> [Exercise brief]
Which lines hold the word "curve"? Show each of them.

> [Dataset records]
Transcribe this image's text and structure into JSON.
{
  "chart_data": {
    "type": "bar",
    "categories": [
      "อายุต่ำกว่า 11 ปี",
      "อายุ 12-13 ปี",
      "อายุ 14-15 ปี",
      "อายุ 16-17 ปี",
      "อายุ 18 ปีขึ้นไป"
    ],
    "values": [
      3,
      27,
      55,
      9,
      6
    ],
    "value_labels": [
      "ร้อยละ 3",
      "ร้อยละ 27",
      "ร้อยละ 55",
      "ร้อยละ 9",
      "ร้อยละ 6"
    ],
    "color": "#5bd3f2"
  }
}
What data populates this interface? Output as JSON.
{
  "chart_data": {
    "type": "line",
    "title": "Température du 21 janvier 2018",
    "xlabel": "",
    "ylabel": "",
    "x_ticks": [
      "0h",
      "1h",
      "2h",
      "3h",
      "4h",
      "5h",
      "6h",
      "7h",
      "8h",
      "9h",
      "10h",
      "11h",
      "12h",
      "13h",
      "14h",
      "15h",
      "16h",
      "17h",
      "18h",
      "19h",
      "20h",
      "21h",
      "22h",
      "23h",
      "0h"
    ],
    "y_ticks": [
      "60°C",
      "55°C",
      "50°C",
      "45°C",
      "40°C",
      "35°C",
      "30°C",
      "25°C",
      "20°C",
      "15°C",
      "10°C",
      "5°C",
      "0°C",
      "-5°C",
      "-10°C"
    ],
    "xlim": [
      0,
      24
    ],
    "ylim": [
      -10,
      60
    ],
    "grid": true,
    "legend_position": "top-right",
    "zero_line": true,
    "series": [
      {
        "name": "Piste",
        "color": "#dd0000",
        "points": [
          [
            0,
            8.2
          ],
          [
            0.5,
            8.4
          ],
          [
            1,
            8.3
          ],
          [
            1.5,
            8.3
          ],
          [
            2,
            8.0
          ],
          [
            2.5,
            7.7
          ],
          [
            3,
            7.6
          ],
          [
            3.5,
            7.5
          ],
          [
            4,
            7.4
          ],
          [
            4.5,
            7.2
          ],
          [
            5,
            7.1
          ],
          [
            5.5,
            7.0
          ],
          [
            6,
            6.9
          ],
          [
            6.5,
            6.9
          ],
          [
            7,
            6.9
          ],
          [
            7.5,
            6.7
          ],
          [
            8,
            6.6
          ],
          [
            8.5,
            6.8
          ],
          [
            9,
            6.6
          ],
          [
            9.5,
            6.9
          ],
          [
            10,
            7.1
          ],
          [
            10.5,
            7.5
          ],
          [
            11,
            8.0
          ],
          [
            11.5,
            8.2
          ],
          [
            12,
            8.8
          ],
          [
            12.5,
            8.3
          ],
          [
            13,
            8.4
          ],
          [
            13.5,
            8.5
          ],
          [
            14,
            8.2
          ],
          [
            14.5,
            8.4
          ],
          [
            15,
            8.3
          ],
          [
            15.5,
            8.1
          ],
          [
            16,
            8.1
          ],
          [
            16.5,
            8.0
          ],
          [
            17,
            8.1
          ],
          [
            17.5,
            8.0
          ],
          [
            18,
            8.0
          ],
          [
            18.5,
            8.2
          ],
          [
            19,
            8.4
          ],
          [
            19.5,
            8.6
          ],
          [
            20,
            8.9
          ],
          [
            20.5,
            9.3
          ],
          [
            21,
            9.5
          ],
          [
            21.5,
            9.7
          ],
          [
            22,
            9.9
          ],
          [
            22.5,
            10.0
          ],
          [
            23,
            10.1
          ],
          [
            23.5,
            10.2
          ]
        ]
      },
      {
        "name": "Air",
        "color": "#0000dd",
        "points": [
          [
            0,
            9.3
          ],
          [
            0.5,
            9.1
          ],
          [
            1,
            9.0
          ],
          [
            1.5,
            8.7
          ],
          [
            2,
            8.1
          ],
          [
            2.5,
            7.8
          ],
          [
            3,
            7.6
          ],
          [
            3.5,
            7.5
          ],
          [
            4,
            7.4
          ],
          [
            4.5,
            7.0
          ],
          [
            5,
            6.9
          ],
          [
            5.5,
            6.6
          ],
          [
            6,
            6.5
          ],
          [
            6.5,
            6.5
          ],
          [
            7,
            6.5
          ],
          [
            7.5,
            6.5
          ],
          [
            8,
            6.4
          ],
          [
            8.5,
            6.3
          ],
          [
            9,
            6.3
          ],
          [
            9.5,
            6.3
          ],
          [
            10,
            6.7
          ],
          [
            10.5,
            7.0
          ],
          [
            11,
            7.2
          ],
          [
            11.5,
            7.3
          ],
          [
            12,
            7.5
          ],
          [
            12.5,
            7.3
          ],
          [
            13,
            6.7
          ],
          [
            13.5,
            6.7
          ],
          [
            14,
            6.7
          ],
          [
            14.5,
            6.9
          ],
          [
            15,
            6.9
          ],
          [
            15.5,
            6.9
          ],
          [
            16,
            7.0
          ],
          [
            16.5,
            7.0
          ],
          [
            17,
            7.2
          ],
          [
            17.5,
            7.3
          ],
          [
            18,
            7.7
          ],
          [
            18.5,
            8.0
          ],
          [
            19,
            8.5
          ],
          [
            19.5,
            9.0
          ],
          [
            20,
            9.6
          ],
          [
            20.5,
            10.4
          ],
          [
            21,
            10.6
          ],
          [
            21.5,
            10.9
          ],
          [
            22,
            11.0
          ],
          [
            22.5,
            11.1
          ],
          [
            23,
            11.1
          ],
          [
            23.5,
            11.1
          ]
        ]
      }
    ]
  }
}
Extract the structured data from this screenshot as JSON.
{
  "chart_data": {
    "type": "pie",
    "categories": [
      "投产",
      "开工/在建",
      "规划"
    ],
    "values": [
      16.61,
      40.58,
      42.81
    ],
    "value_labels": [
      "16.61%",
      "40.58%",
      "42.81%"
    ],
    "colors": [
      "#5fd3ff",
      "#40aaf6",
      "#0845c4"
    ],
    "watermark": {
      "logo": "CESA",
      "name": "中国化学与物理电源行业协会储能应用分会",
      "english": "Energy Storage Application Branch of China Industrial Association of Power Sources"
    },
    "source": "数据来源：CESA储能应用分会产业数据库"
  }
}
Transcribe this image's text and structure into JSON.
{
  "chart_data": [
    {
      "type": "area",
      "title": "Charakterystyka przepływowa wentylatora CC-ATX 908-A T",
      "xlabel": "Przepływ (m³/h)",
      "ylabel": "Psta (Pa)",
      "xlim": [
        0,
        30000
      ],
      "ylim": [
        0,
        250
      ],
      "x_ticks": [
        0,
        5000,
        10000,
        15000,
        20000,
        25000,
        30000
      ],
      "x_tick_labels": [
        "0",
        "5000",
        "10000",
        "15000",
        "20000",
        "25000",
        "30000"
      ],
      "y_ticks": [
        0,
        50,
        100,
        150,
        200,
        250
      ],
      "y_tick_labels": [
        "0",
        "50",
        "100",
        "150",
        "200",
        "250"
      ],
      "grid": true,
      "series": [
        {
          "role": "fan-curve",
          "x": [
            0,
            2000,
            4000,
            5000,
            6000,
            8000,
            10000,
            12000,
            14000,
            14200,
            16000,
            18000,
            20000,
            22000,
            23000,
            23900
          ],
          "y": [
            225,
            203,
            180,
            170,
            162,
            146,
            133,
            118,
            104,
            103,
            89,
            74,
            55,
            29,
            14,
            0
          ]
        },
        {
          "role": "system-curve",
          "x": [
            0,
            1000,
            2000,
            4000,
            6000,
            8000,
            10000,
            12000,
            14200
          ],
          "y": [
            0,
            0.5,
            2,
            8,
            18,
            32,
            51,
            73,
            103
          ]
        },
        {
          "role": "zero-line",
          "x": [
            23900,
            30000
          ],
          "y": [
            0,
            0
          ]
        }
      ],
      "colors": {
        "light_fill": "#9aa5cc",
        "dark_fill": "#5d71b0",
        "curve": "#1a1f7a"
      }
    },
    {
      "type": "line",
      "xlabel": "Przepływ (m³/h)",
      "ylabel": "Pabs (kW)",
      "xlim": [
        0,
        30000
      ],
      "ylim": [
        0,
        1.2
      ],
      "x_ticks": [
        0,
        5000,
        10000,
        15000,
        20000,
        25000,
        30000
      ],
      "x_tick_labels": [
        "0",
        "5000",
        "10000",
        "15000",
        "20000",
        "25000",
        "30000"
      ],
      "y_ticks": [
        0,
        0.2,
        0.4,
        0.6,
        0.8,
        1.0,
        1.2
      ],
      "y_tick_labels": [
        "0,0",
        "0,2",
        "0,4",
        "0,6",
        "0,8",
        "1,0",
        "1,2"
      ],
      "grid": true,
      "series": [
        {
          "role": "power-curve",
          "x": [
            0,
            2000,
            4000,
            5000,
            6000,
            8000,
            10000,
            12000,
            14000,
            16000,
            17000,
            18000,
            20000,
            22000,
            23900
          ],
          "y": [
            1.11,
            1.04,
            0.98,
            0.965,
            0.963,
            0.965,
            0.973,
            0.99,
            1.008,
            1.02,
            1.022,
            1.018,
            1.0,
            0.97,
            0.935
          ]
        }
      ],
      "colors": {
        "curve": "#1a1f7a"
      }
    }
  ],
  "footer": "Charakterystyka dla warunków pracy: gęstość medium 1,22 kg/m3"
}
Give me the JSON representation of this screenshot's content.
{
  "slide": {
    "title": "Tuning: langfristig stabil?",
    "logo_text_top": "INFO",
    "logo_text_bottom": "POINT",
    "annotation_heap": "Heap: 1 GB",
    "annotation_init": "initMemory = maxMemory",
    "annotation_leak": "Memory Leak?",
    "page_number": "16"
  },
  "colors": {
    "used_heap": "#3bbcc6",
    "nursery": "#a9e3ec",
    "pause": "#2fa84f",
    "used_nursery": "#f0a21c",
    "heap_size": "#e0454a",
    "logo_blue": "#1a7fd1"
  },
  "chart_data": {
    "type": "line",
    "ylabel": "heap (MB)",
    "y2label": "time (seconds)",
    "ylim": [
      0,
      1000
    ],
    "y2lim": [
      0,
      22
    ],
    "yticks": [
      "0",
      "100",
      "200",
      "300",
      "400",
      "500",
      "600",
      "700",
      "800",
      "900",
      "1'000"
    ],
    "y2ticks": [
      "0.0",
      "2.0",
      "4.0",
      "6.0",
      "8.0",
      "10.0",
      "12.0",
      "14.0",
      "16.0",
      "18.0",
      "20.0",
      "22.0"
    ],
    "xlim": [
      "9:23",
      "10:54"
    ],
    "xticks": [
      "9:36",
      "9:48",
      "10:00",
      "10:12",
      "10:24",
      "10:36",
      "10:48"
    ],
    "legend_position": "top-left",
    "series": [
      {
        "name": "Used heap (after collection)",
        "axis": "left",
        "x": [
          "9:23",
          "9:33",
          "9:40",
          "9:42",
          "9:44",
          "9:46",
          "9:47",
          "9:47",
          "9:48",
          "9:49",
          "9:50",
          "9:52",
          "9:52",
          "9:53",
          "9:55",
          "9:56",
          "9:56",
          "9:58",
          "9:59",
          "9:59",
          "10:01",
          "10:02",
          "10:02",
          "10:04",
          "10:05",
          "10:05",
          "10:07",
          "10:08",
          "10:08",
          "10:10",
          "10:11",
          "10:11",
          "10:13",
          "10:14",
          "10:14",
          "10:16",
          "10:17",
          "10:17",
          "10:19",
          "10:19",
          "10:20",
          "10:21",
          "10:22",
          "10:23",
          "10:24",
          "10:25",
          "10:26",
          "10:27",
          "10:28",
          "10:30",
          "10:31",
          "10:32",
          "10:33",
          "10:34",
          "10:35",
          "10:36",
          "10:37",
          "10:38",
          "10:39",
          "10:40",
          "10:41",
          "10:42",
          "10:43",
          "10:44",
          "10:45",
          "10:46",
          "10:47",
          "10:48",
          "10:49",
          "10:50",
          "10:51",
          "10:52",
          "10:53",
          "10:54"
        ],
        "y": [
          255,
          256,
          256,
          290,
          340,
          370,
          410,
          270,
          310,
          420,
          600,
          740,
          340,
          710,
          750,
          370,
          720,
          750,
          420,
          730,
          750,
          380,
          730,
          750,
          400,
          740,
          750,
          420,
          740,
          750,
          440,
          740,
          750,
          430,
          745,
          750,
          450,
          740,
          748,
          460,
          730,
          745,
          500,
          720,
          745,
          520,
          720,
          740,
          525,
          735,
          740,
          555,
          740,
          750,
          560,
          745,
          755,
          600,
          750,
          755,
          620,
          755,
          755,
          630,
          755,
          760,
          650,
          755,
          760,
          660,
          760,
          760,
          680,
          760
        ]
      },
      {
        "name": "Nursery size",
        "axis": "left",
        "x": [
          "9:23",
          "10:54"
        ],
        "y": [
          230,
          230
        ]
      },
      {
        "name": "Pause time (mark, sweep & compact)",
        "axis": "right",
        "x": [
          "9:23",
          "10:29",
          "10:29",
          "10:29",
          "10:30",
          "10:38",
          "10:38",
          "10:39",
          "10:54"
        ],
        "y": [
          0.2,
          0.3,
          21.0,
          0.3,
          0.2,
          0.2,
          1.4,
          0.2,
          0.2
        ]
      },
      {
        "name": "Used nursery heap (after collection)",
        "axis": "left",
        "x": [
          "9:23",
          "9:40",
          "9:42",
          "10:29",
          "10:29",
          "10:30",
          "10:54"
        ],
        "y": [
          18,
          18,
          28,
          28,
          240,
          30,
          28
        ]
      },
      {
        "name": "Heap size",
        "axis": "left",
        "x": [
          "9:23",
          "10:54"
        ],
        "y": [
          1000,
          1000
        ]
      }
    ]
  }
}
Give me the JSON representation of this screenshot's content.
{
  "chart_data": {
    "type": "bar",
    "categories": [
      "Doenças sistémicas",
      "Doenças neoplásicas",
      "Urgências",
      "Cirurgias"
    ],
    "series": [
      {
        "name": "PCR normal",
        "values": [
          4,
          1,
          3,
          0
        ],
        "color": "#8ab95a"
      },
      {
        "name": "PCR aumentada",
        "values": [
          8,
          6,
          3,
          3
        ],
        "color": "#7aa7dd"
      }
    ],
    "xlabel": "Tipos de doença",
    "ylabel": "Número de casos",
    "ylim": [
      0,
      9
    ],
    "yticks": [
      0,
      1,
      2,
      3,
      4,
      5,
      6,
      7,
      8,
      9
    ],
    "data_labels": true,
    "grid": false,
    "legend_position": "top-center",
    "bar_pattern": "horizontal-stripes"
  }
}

> [Response to the exercise]
          "role": "fan-curve",
          "role": "system-curve",
        "curve": "#1a1f7a"
          "role": "power-curve",
        "curve": "#1a1f7a"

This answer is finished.